Only the number is wanted: count the lines that include the word "JSON".
***** Dataset *****
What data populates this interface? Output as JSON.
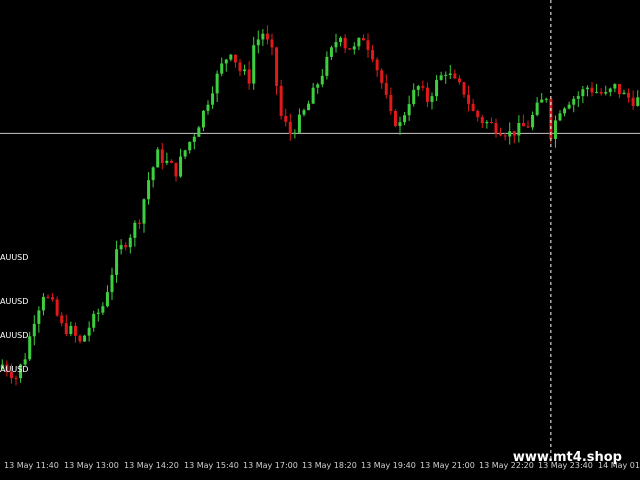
{
  "colors": {
    "background": "#000000",
    "bull": "#3ecf3e",
    "bear": "#e01a1a",
    "hline": "#c8c8c8",
    "crosshair": "#ffffff",
    "text": "#ffffff"
  },
  "side_labels": [
    "AUUSD",
    "AUUSD",
    "AUUSD",
    "AUUSD"
  ],
  "watermark": "www.mt4.shop",
  "chart_data": {
    "type": "candlestick",
    "symbol_labels": [
      "AUUSD",
      "AUUSD",
      "AUUSD",
      "AUUSD"
    ],
    "x_ticks": [
      "13 May 11:40",
      "13 May 13:00",
      "13 May 14:20",
      "13 May 15:40",
      "13 May 17:00",
      "13 May 18:20",
      "13 May 19:40",
      "13 May 21:00",
      "13 May 22:20",
      "13 May 23:40",
      "14 May 01"
    ],
    "horizontal_line": 73,
    "y_range": [
      0,
      100
    ],
    "vertical_line_candle": 120,
    "candle_count": 140,
    "close_path": [
      [
        0,
        18
      ],
      [
        3,
        15
      ],
      [
        5,
        20
      ],
      [
        7,
        29
      ],
      [
        9,
        35
      ],
      [
        11,
        32
      ],
      [
        13,
        27
      ],
      [
        15,
        26
      ],
      [
        17,
        23
      ],
      [
        19,
        27
      ],
      [
        22,
        32
      ],
      [
        25,
        44
      ],
      [
        28,
        49
      ],
      [
        30,
        53
      ],
      [
        32,
        62
      ],
      [
        34,
        68
      ],
      [
        36,
        66
      ],
      [
        38,
        64
      ],
      [
        40,
        69
      ],
      [
        42,
        73
      ],
      [
        44,
        78
      ],
      [
        46,
        84
      ],
      [
        48,
        89
      ],
      [
        50,
        93
      ],
      [
        52,
        88
      ],
      [
        54,
        86
      ],
      [
        55,
        94
      ],
      [
        57,
        97
      ],
      [
        59,
        92
      ],
      [
        61,
        77
      ],
      [
        63,
        73
      ],
      [
        65,
        76
      ],
      [
        67,
        80
      ],
      [
        69,
        85
      ],
      [
        71,
        90
      ],
      [
        73,
        95
      ],
      [
        74,
        97
      ],
      [
        75,
        94
      ],
      [
        77,
        93
      ],
      [
        79,
        96
      ],
      [
        81,
        92
      ],
      [
        83,
        85
      ],
      [
        85,
        77
      ],
      [
        87,
        75
      ],
      [
        89,
        81
      ],
      [
        91,
        84
      ],
      [
        93,
        81
      ],
      [
        95,
        85
      ],
      [
        97,
        88
      ],
      [
        99,
        85
      ],
      [
        101,
        83
      ],
      [
        103,
        78
      ],
      [
        105,
        76
      ],
      [
        107,
        75
      ],
      [
        109,
        74
      ],
      [
        111,
        73
      ],
      [
        113,
        74
      ],
      [
        115,
        75
      ],
      [
        117,
        79
      ],
      [
        119,
        82
      ],
      [
        120,
        73
      ],
      [
        122,
        79
      ],
      [
        124,
        81
      ],
      [
        126,
        82
      ],
      [
        128,
        84
      ],
      [
        130,
        83
      ],
      [
        132,
        82
      ],
      [
        134,
        84
      ],
      [
        136,
        82
      ],
      [
        138,
        81
      ],
      [
        139,
        81
      ]
    ]
  }
}
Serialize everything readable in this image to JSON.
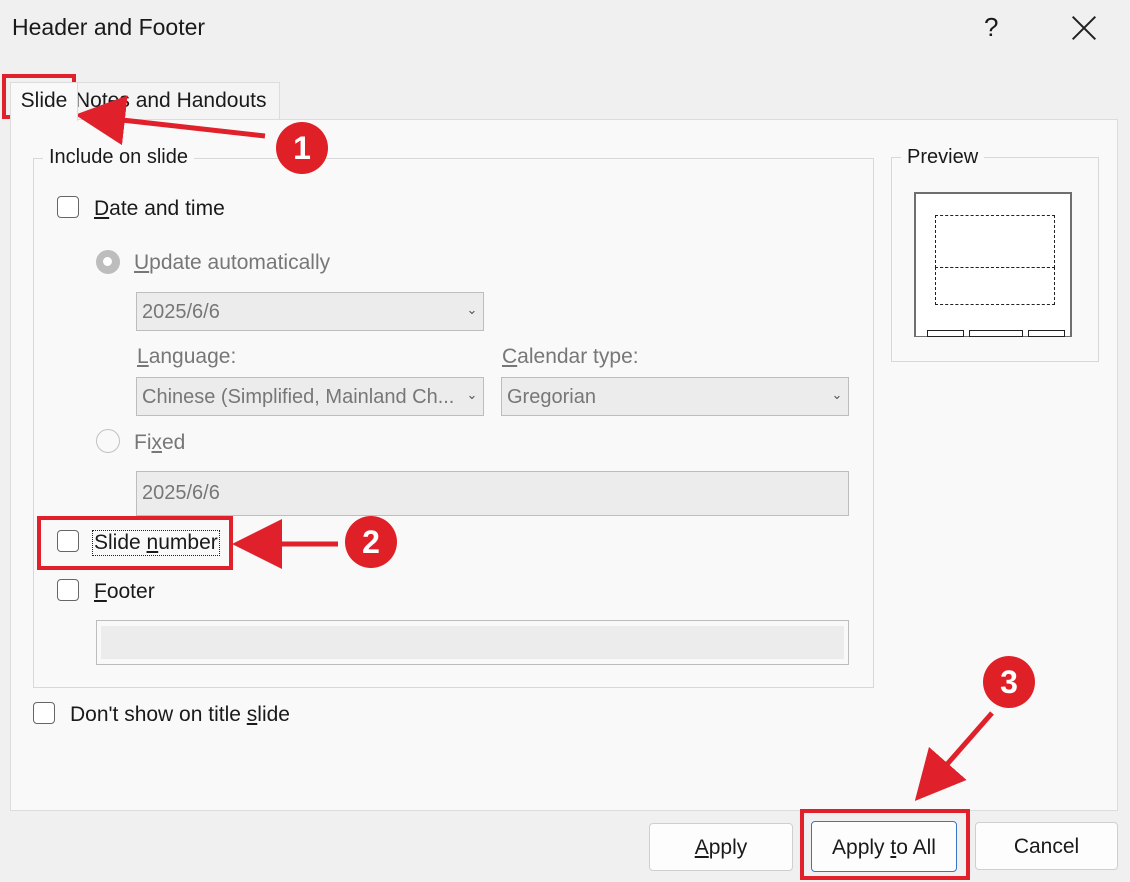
{
  "dialog": {
    "title": "Header and Footer",
    "help": "?"
  },
  "tabs": [
    {
      "label": "Slide"
    },
    {
      "label": "Notes and Handouts"
    }
  ],
  "include_group": {
    "legend": "Include on slide",
    "date_time": {
      "label_pre": "",
      "label_ul": "D",
      "label_post": "ate and time",
      "update_auto": {
        "label_ul": "U",
        "label_post": "pdate automatically"
      },
      "date_value": "2025/6/6",
      "language_label": {
        "ul": "L",
        "post": "anguage:"
      },
      "language_value": "Chinese (Simplified, Mainland Ch...",
      "calendar_label": {
        "ul": "C",
        "post": "alendar type:"
      },
      "calendar_value": "Gregorian",
      "fixed": {
        "pre": "Fi",
        "ul": "x",
        "post": "ed"
      },
      "fixed_value": "2025/6/6"
    },
    "slide_number": {
      "pre": "Slide ",
      "ul": "n",
      "post": "umber"
    },
    "footer": {
      "ul": "F",
      "post": "ooter"
    }
  },
  "dont_show": {
    "pre": "Don't show on title ",
    "ul": "s",
    "post": "lide"
  },
  "preview": {
    "legend": "Preview"
  },
  "buttons": {
    "apply": {
      "ul": "A",
      "post": "pply"
    },
    "apply_all": {
      "pre": "Apply ",
      "ul": "t",
      "post": "o All"
    },
    "cancel": "Cancel"
  },
  "annotations": {
    "badge1": "1",
    "badge2": "2",
    "badge3": "3",
    "color": "#e0202a"
  }
}
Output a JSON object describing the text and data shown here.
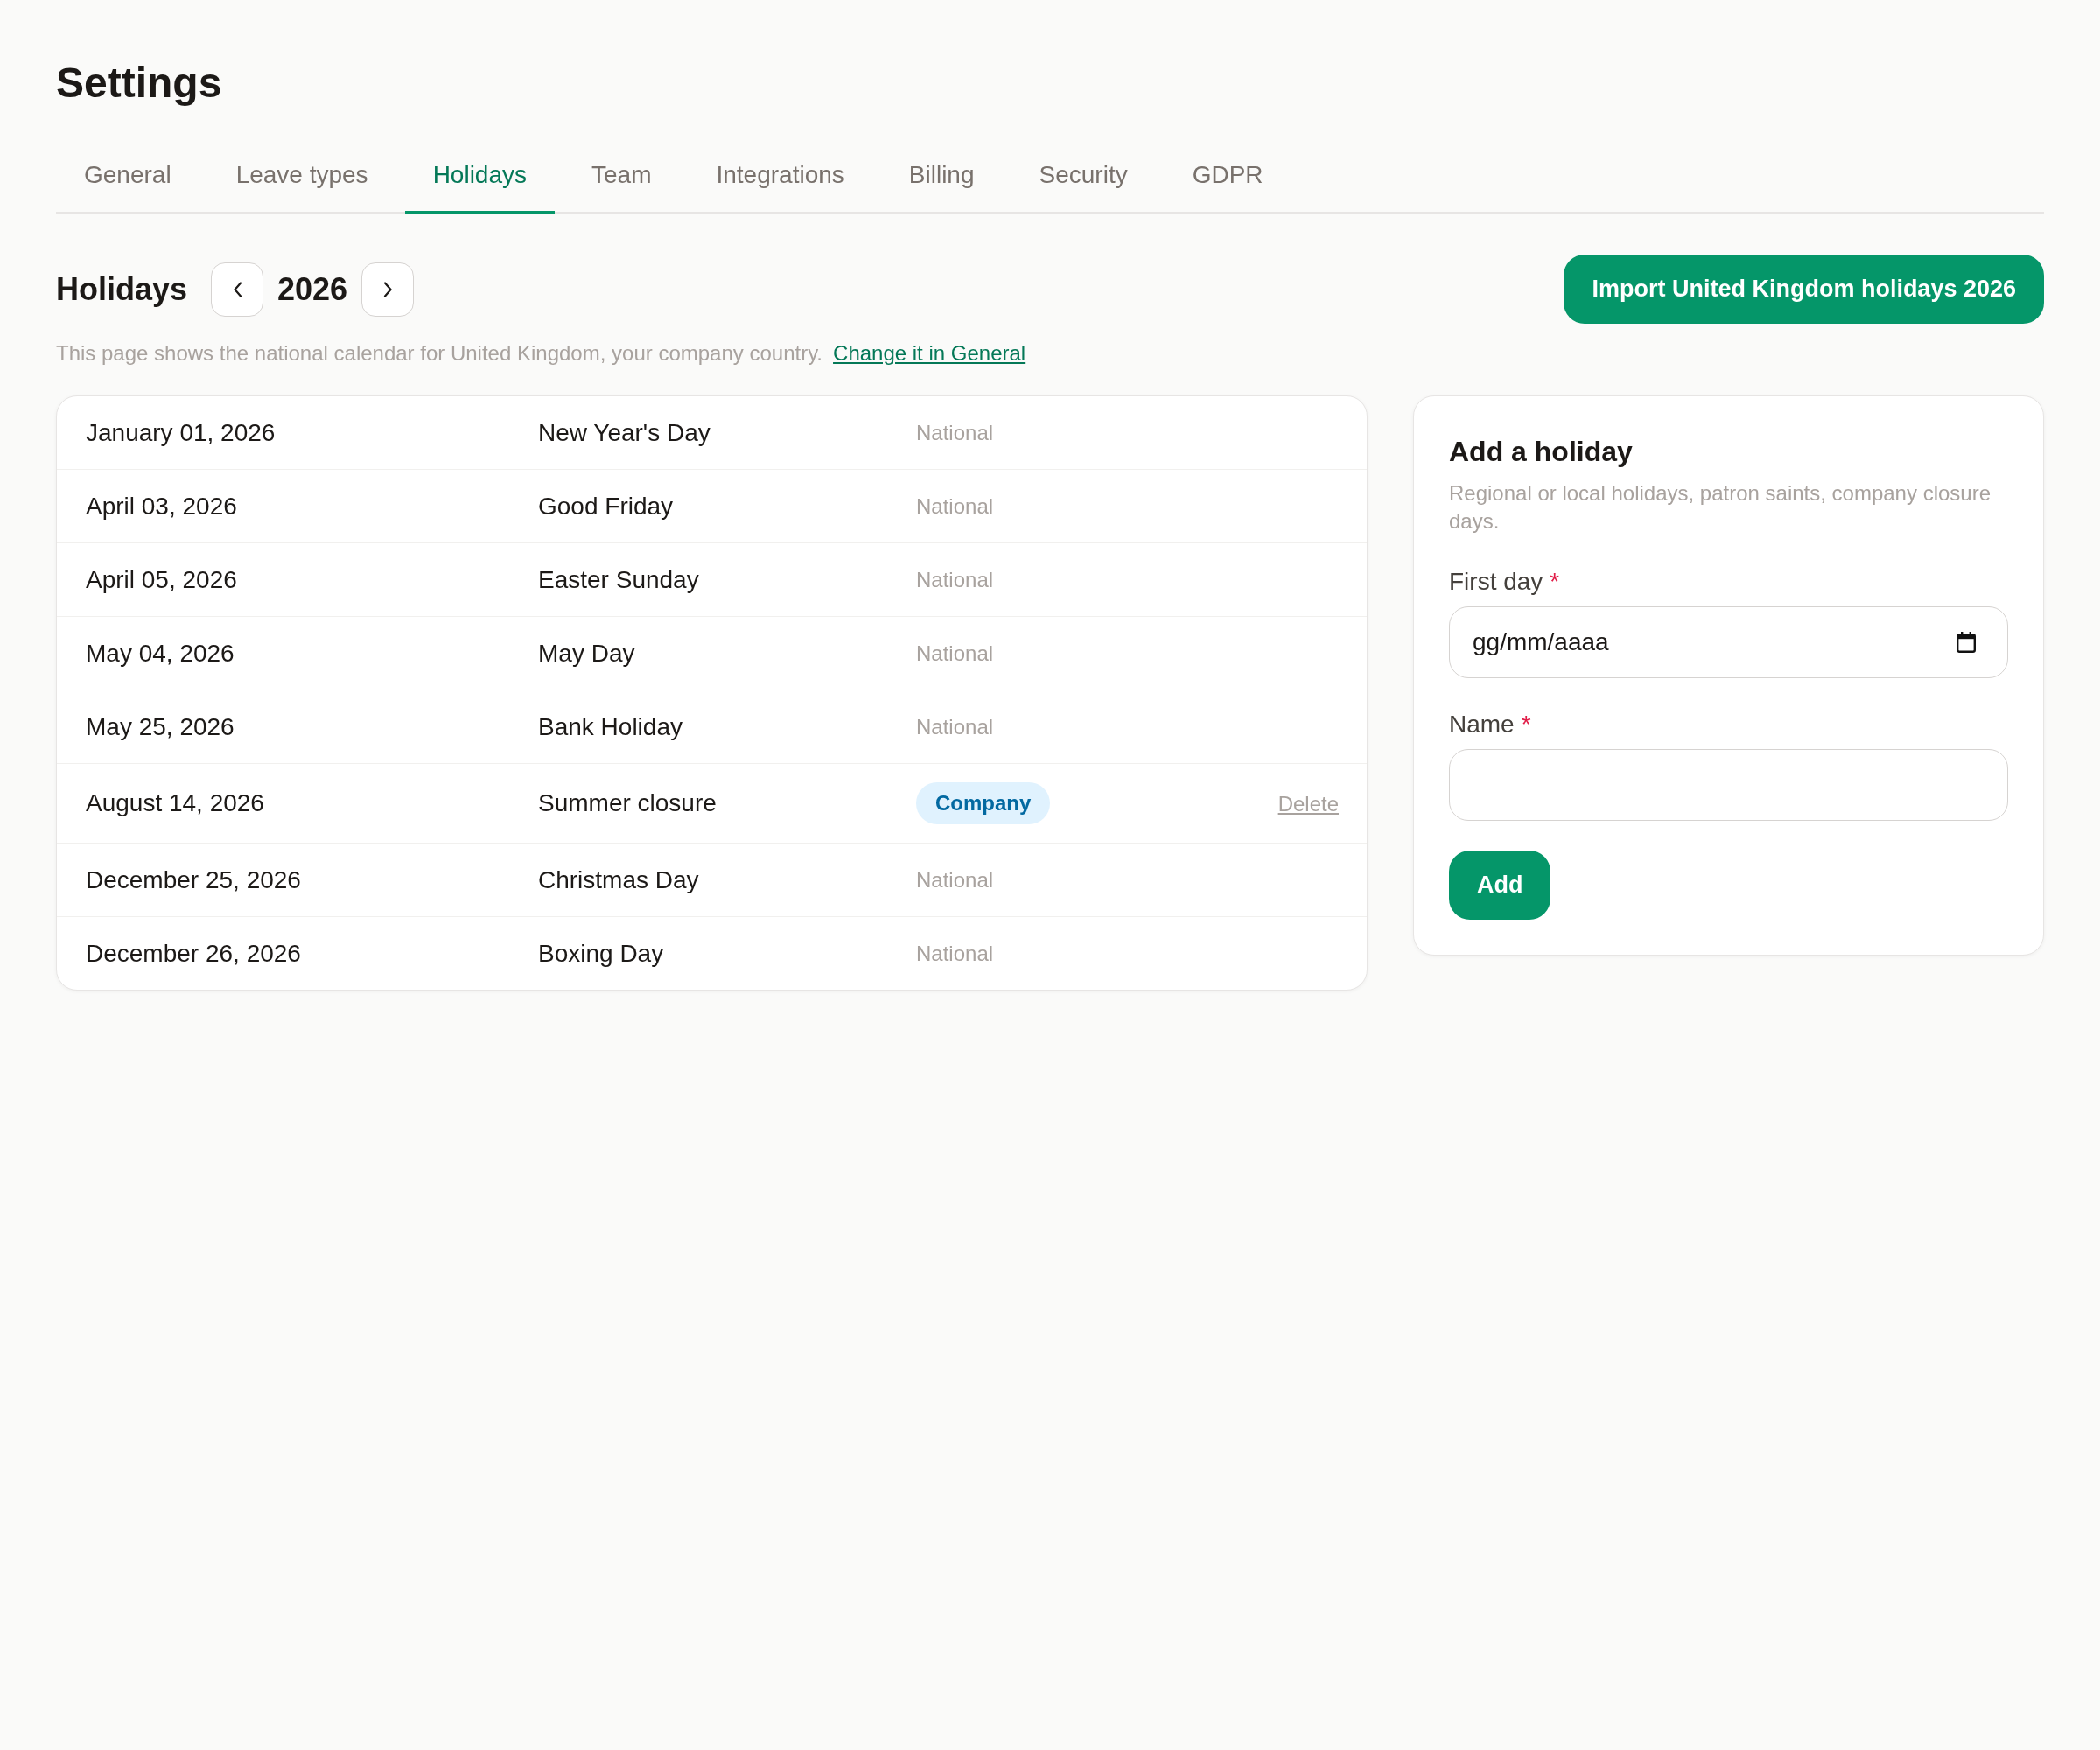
*****
The solution »
3